Locate each line with the string "miasto" in the listing below and copy it.

=-=-=-=-=

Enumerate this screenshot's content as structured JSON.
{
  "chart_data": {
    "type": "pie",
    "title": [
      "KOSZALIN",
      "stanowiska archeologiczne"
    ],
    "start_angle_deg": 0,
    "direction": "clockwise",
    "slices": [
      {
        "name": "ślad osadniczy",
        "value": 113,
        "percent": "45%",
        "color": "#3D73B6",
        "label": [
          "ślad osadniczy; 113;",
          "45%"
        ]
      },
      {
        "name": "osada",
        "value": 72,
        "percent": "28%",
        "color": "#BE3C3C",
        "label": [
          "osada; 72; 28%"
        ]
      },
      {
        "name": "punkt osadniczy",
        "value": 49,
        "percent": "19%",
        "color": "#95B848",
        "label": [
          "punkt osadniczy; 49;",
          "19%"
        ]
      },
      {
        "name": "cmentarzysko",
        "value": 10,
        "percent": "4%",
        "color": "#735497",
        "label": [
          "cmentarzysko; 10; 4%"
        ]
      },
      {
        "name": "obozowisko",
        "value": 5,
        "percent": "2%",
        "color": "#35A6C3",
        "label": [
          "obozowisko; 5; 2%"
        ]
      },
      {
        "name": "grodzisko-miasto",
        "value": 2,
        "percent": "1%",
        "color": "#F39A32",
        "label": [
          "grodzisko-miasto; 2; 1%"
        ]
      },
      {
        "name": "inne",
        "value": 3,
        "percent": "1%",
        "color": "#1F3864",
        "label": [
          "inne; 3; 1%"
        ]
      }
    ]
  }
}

=-=-=-=-=

> Output of the exercise:
        "name": "grodzisko-miasto",
          "grodzisko-miasto; 2; 1%"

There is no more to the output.